----- Material shown
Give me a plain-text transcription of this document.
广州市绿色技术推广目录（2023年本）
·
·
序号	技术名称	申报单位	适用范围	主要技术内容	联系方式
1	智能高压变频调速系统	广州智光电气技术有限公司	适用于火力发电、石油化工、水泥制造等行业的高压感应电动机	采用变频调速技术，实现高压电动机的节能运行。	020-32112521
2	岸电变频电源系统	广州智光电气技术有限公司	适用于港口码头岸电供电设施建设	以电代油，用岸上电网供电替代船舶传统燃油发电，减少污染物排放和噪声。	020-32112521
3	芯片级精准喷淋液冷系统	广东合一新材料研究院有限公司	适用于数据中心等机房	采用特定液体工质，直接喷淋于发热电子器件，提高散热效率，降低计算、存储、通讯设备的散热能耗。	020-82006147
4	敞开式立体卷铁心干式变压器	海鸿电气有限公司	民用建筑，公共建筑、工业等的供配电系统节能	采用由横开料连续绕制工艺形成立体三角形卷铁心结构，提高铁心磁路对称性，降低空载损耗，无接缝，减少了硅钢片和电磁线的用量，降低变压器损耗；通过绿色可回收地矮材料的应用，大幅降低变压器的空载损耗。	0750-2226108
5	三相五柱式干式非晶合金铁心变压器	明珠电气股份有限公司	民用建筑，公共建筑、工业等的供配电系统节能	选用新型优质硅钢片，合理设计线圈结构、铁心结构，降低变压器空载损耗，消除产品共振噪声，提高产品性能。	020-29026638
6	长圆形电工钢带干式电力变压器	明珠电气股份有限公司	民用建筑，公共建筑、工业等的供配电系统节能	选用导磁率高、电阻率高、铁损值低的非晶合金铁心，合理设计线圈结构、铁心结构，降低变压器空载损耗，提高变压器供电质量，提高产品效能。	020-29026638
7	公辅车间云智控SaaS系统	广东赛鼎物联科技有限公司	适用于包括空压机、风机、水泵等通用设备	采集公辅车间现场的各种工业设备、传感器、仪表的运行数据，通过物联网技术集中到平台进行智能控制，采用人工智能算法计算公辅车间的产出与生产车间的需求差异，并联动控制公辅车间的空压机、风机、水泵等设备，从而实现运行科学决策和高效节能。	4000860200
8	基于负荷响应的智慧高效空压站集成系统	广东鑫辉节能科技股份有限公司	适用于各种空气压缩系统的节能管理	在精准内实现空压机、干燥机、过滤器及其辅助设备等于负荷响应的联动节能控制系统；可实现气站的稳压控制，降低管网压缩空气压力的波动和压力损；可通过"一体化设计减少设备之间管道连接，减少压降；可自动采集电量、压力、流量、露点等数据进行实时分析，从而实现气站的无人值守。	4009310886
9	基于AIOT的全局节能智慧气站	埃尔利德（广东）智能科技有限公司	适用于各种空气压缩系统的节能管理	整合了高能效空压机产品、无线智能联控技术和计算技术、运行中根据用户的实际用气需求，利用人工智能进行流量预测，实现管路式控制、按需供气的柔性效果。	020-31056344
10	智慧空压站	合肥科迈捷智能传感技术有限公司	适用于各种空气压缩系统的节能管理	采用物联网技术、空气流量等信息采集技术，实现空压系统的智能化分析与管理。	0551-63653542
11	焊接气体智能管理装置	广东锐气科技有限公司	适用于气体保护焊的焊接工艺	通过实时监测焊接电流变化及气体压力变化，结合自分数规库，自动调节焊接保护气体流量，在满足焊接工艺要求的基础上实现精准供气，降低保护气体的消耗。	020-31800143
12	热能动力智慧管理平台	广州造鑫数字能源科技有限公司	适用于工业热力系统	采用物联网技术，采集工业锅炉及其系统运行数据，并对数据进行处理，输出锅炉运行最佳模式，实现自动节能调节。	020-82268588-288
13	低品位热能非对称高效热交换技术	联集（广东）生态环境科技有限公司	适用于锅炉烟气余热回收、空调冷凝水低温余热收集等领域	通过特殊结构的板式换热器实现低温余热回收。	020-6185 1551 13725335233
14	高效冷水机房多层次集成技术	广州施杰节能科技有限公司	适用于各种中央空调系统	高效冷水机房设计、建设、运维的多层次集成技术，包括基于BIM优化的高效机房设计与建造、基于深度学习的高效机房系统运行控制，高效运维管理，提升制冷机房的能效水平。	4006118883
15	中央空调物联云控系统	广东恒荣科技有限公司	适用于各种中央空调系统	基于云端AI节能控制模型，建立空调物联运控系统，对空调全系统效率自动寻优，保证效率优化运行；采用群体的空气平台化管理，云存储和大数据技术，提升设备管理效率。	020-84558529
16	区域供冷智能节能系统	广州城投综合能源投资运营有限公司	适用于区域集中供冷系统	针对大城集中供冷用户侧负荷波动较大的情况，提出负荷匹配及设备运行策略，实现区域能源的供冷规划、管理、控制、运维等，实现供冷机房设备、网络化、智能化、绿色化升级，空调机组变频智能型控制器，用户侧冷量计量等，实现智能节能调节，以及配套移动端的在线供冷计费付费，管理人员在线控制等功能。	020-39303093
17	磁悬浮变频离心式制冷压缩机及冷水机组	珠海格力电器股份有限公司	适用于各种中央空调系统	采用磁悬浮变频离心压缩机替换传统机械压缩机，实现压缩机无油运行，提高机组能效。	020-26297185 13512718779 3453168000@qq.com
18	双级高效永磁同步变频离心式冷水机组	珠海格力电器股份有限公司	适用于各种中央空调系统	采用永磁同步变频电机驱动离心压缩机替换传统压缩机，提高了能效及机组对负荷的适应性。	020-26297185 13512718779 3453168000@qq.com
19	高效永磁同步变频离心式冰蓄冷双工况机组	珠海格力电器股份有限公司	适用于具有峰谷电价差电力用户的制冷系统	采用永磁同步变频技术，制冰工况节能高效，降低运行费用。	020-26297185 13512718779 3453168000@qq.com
----------
* **Aim**
Write out the whole listing again. Match it word for word.

* **Task result**
Give me a plain-text transcription of this document.
广州市绿色技术推广目录（2023年本）
·
·
序号	技术名称	申报单位	适用范围	主要技术内容	联系方式
1	智能高压变频调速系统	广州智光电气技术有限公司	适用于火力发电、石油化工、水泥制造等行业的高压感应电动机	采用变频调速技术，实现高压电动机的节能运行。	020-32112521
2	岸电变频电源系统	广州智光电气技术有限公司	适用于港口码头岸电供电设施建设	以电代油，用岸上电网供电替代船舶传统燃油发电，减少污染物排放和噪声。	020-32112521
3	芯片级精准喷淋液冷系统	广东合一新材料研究院有限公司	适用于数据中心等机房	采用特定液体工质，直接喷淋于发热电子器件，提高散热效率，降低计算、存储、通讯设备的散热能耗。	020-82006147
4	敞开式立体卷铁心干式变压器	海鸿电气有限公司	民用建筑，公共建筑、工业等的供配电系统节能	采用由横开料连续绕制工艺形成立体三角形卷铁心结构，提高铁心磁路对称性，降低空载损耗，无接缝，减少了硅钢片和电磁线的用量，降低变压器损耗；通过绿色可回收地矮材料的应用，大幅降低变压器的空载损耗。	0750-2226108
5	三相五柱式干式非晶合金铁心变压器	明珠电气股份有限公司	民用建筑，公共建筑、工业等的供配电系统节能	选用新型优质硅钢片，合理设计线圈结构、铁心结构，降低变压器空载损耗，消除产品共振噪声，提高产品性能。	020-29026638
6	长圆形电工钢带干式电力变压器	明珠电气股份有限公司	民用建筑，公共建筑、工业等的供配电系统节能	选用导磁率高、电阻率高、铁损值低的非晶合金铁心，合理设计线圈结构、铁心结构，降低变压器空载损耗，提高变压器供电质量，提高产品效能。	020-29026638
7	公辅车间云智控SaaS系统	广东赛鼎物联科技有限公司	适用于包括空压机、风机、水泵等通用设备	采集公辅车间现场的各种工业设备、传感器、仪表的运行数据，通过物联网技术集中到平台进行智能控制，采用人工智能算法计算公辅车间的产出与生产车间的需求差异，并联动控制公辅车间的空压机、风机、水泵等设备，从而实现运行科学决策和高效节能。	4000860200
8	基于负荷响应的智慧高效空压站集成系统	广东鑫辉节能科技股份有限公司	适用于各种空气压缩系统的节能管理	在精准内实现空压机、干燥机、过滤器及其辅助设备等于负荷响应的联动节能控制系统；可实现气站的稳压控制，降低管网压缩空气压力的波动和压力损；可通过"一体化设计减少设备之间管道连接，减少压降；可自动采集电量、压力、流量、露点等数据进行实时分析，从而实现气站的无人值守。	4009310886
9	基于AIOT的全局节能智慧气站	埃尔利德（广东）智能科技有限公司	适用于各种空气压缩系统的节能管理	整合了高能效空压机产品、无线智能联控技术和计算技术、运行中根据用户的实际用气需求，利用人工智能进行流量预测，实现管路式控制、按需供气的柔性效果。	020-31056344
10	智慧空压站	合肥科迈捷智能传感技术有限公司	适用于各种空气压缩系统的节能管理	采用物联网技术、空气流量等信息采集技术，实现空压系统的智能化分析与管理。	0551-63653542
11	焊接气体智能管理装置	广东锐气科技有限公司	适用于气体保护焊的焊接工艺	通过实时监测焊接电流变化及气体压力变化，结合自分数规库，自动调节焊接保护气体流量，在满足焊接工艺要求的基础上实现精准供气，降低保护气体的消耗。	020-31800143
12	热能动力智慧管理平台	广州造鑫数字能源科技有限公司	适用于工业热力系统	采用物联网技术，采集工业锅炉及其系统运行数据，并对数据进行处理，输出锅炉运行最佳模式，实现自动节能调节。	020-82268588-288
13	低品位热能非对称高效热交换技术	联集（广东）生态环境科技有限公司	适用于锅炉烟气余热回收、空调冷凝水低温余热收集等领域	通过特殊结构的板式换热器实现低温余热回收。	020-6185 1551 13725335233
14	高效冷水机房多层次集成技术	广州施杰节能科技有限公司	适用于各种中央空调系统	高效冷水机房设计、建设、运维的多层次集成技术，包括基于BIM优化的高效机房设计与建造、基于深度学习的高效机房系统运行控制，高效运维管理，提升制冷机房的能效水平。	4006118883
15	中央空调物联云控系统	广东恒荣科技有限公司	适用于各种中央空调系统	基于云端AI节能控制模型，建立空调物联运控系统，对空调全系统效率自动寻优，保证效率优化运行；采用群体的空气平台化管理，云存储和大数据技术，提升设备管理效率。	020-84558529
16	区域供冷智能节能系统	广州城投综合能源投资运营有限公司	适用于区域集中供冷系统	针对大城集中供冷用户侧负荷波动较大的情况，提出负荷匹配及设备运行策略，实现区域能源的供冷规划、管理、控制、运维等，实现供冷机房设备、网络化、智能化、绿色化升级，空调机组变频智能型控制器，用户侧冷量计量等，实现智能节能调节，以及配套移动端的在线供冷计费付费，管理人员在线控制等功能。	020-39303093
17	磁悬浮变频离心式制冷压缩机及冷水机组	珠海格力电器股份有限公司	适用于各种中央空调系统	采用磁悬浮变频离心压缩机替换传统机械压缩机，实现压缩机无油运行，提高机组能效。	020-26297185 13512718779 3453168000@qq.com
18	双级高效永磁同步变频离心式冷水机组	珠海格力电器股份有限公司	适用于各种中央空调系统	采用永磁同步变频电机驱动离心压缩机替换传统压缩机，提高了能效及机组对负荷的适应性。	020-26297185 13512718779 3453168000@qq.com
19	高效永磁同步变频离心式冰蓄冷双工况机组	珠海格力电器股份有限公司	适用于具有峰谷电价差电力用户的制冷系统	采用永磁同步变频技术，制冰工况节能高效，降低运行费用。	020-26297185 13512718779 3453168000@qq.com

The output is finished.